**SET EXERCISE**
Copy out the lines of the entries below word for word. Begin at the line that has "List every element", and stop after the line that has "exam-name: STET2020 [953, 188, 1023, 204]".

**MATERIAL PROVIDED**
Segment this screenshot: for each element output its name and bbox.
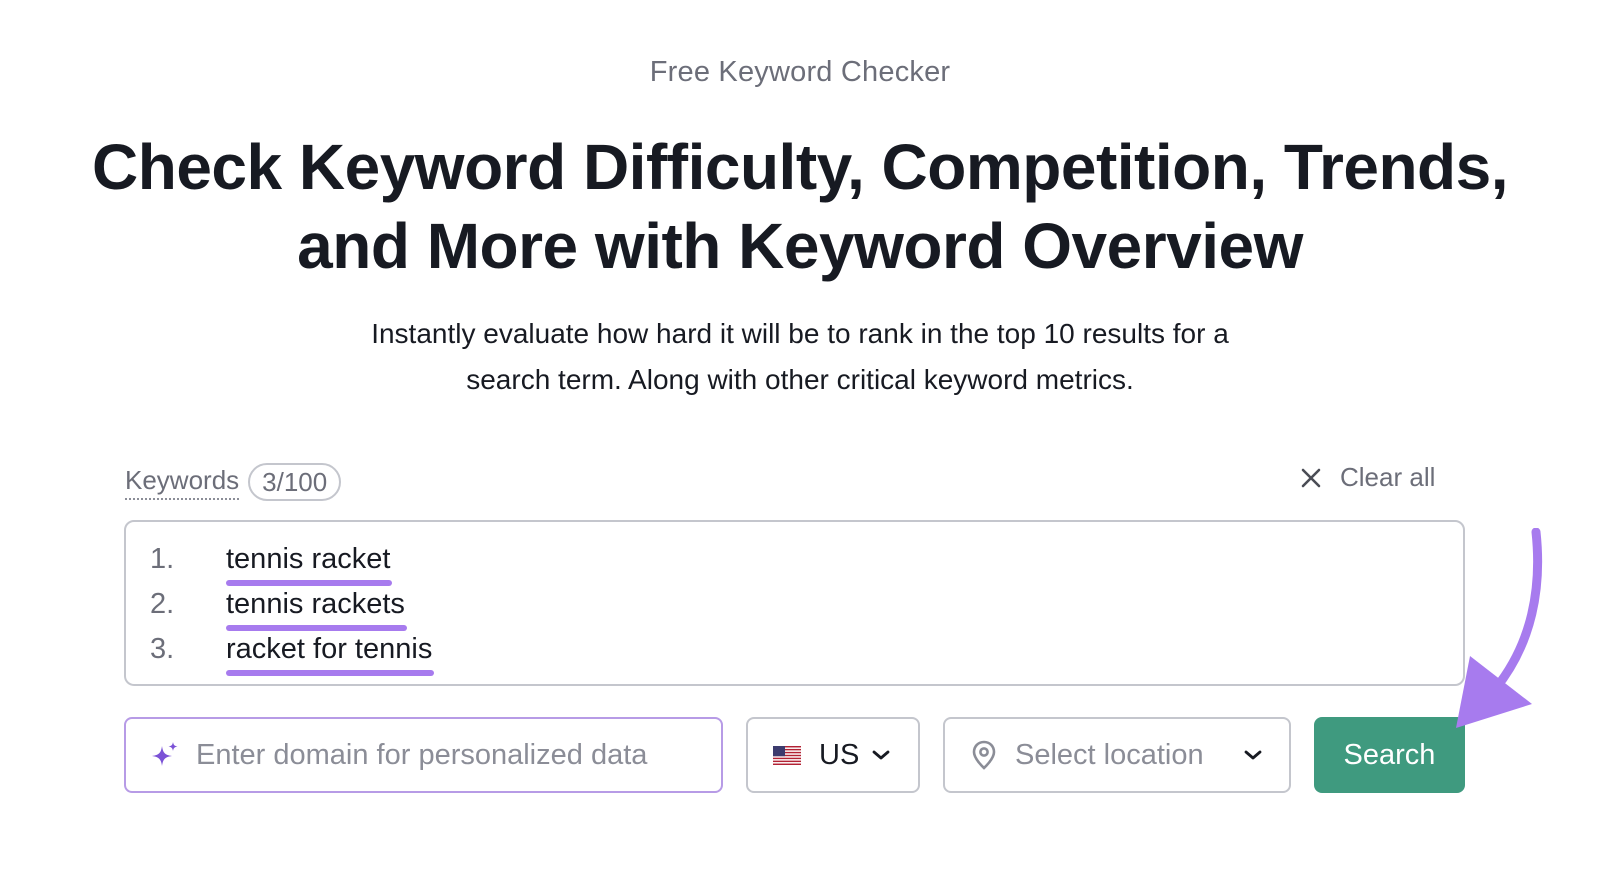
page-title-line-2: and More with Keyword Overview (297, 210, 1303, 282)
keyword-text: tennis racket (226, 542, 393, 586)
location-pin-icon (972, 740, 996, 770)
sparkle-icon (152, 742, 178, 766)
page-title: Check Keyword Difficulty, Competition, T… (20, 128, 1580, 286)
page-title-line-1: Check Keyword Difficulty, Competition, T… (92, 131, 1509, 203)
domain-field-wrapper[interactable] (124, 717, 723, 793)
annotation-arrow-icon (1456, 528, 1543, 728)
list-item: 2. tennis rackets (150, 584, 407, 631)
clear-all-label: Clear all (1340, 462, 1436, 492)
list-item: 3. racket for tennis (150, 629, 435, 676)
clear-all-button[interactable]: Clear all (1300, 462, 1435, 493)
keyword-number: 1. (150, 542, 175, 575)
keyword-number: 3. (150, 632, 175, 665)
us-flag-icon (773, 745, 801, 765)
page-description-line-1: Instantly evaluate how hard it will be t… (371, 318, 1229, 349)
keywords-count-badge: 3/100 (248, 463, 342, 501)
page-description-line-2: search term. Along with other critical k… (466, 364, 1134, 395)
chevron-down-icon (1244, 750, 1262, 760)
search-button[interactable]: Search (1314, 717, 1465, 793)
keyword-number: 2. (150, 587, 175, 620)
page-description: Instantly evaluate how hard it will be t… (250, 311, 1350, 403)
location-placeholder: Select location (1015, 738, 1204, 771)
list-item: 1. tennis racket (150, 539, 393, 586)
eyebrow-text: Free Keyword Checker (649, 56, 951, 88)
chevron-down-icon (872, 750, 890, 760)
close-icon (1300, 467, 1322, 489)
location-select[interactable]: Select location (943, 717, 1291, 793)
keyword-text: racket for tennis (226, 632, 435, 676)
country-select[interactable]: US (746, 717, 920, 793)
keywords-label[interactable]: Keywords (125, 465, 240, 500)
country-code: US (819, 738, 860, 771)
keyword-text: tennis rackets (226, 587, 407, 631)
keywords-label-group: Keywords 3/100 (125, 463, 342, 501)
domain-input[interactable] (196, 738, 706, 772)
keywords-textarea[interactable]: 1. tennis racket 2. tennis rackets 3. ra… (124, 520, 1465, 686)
==
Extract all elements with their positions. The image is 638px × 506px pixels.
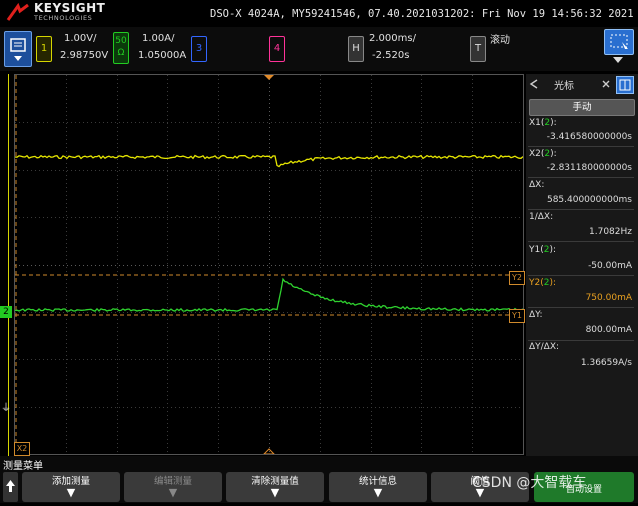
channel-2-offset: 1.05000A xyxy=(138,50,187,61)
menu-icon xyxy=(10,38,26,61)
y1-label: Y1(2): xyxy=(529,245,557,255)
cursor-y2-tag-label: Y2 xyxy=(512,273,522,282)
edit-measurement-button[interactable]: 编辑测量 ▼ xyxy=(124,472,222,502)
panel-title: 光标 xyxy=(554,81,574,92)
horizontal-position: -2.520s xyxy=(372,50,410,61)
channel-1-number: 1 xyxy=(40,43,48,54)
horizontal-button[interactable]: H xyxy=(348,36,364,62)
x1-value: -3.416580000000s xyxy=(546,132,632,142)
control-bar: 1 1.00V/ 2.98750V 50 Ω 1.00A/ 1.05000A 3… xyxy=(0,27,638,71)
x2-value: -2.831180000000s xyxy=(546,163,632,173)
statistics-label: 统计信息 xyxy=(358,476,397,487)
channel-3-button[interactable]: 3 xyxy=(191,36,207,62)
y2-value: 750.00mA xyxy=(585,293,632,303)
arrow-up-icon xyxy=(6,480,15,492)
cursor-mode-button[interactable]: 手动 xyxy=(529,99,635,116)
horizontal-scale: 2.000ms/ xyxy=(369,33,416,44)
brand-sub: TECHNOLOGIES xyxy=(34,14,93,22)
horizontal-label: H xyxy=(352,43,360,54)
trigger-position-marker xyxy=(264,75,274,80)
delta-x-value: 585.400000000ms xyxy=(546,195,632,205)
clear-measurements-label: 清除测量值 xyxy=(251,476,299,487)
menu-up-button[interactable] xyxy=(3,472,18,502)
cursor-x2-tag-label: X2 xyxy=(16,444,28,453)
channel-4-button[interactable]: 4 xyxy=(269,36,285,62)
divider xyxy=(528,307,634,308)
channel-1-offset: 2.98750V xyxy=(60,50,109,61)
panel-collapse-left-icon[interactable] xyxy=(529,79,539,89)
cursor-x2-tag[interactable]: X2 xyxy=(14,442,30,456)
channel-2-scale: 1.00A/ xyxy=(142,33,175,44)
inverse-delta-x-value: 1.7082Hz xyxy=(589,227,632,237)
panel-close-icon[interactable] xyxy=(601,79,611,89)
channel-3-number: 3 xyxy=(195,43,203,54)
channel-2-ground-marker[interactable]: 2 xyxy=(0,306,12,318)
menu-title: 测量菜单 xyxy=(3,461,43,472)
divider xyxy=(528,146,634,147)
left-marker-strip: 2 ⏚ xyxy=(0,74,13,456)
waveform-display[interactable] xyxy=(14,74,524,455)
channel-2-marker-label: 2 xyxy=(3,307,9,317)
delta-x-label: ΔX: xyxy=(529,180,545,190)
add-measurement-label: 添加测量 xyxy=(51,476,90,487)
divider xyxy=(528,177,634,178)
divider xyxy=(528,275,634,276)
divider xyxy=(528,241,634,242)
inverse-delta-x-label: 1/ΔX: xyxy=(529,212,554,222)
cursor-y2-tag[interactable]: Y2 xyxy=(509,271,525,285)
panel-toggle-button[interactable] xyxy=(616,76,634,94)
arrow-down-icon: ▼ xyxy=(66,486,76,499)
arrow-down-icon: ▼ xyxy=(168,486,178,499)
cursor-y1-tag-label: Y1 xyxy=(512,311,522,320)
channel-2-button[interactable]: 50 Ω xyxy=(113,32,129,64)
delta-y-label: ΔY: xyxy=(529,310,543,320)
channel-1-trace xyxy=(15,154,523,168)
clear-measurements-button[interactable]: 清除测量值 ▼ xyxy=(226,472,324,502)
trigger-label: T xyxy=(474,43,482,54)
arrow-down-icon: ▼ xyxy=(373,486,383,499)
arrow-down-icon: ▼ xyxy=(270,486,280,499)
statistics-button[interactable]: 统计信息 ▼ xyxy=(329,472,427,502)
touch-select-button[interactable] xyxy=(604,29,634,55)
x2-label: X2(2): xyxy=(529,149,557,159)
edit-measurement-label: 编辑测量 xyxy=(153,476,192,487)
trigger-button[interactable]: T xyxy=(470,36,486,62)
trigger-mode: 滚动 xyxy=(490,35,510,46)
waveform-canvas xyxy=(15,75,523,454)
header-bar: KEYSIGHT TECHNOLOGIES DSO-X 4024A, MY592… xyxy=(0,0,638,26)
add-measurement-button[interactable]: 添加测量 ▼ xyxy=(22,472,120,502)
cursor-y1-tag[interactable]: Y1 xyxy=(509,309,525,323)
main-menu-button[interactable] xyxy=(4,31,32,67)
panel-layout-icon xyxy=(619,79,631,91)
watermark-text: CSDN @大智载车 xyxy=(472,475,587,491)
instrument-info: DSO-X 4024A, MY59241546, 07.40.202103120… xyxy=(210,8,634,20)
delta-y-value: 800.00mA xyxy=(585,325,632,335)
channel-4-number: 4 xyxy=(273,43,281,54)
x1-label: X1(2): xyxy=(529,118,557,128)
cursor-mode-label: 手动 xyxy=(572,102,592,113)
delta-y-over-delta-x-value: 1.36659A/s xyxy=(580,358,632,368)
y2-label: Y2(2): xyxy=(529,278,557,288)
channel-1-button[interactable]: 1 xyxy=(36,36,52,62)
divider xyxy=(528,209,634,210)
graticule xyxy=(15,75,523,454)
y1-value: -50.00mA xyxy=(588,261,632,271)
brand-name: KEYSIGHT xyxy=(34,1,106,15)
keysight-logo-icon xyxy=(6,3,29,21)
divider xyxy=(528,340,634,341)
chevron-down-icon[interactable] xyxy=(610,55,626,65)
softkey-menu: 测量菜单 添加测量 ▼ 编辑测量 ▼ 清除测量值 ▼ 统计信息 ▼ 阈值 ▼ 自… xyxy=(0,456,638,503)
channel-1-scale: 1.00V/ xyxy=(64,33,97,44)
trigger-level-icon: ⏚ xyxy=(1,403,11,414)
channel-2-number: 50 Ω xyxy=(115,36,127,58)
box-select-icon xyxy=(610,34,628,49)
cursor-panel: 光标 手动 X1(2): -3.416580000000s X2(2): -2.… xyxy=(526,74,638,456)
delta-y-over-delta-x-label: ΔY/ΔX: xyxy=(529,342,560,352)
--
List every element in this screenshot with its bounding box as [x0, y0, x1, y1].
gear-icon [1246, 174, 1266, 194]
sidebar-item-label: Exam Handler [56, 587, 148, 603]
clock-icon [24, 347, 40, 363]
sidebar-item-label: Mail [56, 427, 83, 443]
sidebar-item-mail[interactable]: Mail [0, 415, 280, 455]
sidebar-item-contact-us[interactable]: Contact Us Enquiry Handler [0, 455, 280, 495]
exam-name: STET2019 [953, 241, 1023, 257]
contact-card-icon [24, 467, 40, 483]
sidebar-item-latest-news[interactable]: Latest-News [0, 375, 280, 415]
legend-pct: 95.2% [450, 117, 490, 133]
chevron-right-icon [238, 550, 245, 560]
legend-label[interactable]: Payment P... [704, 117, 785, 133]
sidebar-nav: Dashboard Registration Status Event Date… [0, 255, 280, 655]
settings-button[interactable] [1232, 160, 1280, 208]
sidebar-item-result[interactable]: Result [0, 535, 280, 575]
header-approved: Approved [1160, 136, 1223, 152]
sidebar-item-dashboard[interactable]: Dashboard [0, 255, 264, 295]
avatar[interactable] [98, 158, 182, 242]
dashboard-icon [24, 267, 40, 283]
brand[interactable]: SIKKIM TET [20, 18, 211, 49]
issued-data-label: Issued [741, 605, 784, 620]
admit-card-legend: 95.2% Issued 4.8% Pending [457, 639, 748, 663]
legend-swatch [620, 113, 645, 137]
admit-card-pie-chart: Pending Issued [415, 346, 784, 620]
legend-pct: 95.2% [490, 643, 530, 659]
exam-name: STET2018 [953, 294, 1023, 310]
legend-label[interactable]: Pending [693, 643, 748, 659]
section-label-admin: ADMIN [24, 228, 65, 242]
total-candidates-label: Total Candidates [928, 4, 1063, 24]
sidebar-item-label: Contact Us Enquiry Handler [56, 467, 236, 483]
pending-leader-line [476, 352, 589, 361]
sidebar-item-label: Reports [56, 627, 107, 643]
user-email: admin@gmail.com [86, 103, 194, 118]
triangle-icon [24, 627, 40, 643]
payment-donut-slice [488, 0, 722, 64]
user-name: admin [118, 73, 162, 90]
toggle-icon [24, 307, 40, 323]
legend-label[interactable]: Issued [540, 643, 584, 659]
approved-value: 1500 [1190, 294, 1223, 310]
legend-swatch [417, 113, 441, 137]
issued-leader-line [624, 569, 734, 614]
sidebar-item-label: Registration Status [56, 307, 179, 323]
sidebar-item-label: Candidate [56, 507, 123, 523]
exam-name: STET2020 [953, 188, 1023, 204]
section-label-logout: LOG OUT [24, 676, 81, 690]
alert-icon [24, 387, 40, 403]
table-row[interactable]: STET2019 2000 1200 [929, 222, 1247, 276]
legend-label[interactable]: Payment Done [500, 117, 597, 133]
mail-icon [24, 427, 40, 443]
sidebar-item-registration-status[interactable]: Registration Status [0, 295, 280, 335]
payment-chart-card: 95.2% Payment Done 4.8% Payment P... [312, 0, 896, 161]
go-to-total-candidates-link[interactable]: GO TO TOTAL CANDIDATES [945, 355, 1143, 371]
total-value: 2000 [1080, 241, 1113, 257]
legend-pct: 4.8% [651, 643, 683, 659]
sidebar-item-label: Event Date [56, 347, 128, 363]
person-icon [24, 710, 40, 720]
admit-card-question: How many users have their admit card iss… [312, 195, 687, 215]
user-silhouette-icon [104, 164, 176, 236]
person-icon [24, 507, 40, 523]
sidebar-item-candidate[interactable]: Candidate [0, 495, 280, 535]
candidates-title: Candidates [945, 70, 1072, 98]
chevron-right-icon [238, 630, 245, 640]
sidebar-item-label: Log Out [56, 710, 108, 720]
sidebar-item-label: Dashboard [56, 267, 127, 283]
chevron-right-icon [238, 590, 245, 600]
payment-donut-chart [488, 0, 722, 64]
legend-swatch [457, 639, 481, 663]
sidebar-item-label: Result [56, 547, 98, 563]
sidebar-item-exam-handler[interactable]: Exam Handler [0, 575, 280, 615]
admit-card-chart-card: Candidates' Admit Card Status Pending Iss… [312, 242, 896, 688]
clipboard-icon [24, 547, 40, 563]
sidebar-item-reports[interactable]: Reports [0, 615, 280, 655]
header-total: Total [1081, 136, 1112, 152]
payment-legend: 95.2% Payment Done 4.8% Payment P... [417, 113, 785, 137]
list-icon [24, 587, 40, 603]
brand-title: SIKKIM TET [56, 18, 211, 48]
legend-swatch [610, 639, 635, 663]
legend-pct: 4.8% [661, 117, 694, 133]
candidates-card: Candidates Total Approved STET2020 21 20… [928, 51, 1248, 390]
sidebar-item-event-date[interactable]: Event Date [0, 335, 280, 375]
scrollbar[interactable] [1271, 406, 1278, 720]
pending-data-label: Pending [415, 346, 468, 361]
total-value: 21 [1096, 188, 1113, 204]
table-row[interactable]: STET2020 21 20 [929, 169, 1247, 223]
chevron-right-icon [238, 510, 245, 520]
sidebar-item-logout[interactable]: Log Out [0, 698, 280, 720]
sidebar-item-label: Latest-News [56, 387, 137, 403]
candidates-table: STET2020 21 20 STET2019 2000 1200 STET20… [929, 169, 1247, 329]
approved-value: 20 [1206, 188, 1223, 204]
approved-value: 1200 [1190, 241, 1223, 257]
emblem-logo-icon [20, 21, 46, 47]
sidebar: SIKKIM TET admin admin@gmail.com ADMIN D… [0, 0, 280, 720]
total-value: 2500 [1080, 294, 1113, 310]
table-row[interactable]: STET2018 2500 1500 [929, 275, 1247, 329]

**OUTPUT**
List every element in this screenshot with its bounding box as [x0, y0, x1, y1].
gear-icon [1246, 174, 1266, 194]
sidebar-item-label: Exam Handler [56, 587, 148, 603]
clock-icon [24, 347, 40, 363]
sidebar-item-label: Mail [56, 427, 83, 443]
sidebar-item-mail[interactable]: Mail [0, 415, 280, 455]
sidebar-item-contact-us[interactable]: Contact Us Enquiry Handler [0, 455, 280, 495]
exam-name: STET2019 [953, 241, 1023, 257]
contact-card-icon [24, 467, 40, 483]
sidebar-item-latest-news[interactable]: Latest-News [0, 375, 280, 415]
legend-pct: 95.2% [450, 117, 490, 133]
chevron-right-icon [238, 550, 245, 560]
legend-label[interactable]: Payment P... [704, 117, 785, 133]
sidebar-nav: Dashboard Registration Status Event Date… [0, 255, 280, 655]
settings-button[interactable] [1232, 160, 1280, 208]
sidebar-item-result[interactable]: Result [0, 535, 280, 575]
header-approved: Approved [1160, 136, 1223, 152]
sidebar-item-dashboard[interactable]: Dashboard [0, 255, 264, 295]
avatar[interactable] [98, 158, 182, 242]
dashboard-icon [24, 267, 40, 283]
brand[interactable]: SIKKIM TET [20, 18, 211, 49]
issued-data-label: Issued [741, 605, 784, 620]
admit-card-legend: 95.2% Issued 4.8% Pending [457, 639, 748, 663]
legend-swatch [620, 113, 645, 137]
admit-card-pie-chart: Pending Issued [415, 346, 784, 620]
legend-pct: 95.2% [490, 643, 530, 659]
exam-name: STET2018 [953, 294, 1023, 310]
legend-label[interactable]: Pending [693, 643, 748, 659]
section-label-admin: ADMIN [24, 228, 65, 242]
total-candidates-label: Total Candidates [928, 4, 1063, 24]
sidebar-item-label: Contact Us Enquiry Handler [56, 467, 236, 483]
pending-leader-line [476, 352, 589, 361]
sidebar-item-label: Reports [56, 627, 107, 643]
user-email: admin@gmail.com [86, 103, 194, 118]
triangle-icon [24, 627, 40, 643]
payment-donut-slice [488, 0, 722, 64]
user-name: admin [118, 73, 162, 90]
toggle-icon [24, 307, 40, 323]
legend-label[interactable]: Issued [540, 643, 584, 659]
approved-value: 1500 [1190, 294, 1223, 310]
legend-swatch [417, 113, 441, 137]
issued-leader-line [624, 569, 734, 614]
sidebar-item-label: Registration Status [56, 307, 179, 323]
sidebar-item-label: Candidate [56, 507, 123, 523]
exam-name: STET2020 [953, 188, 1023, 204]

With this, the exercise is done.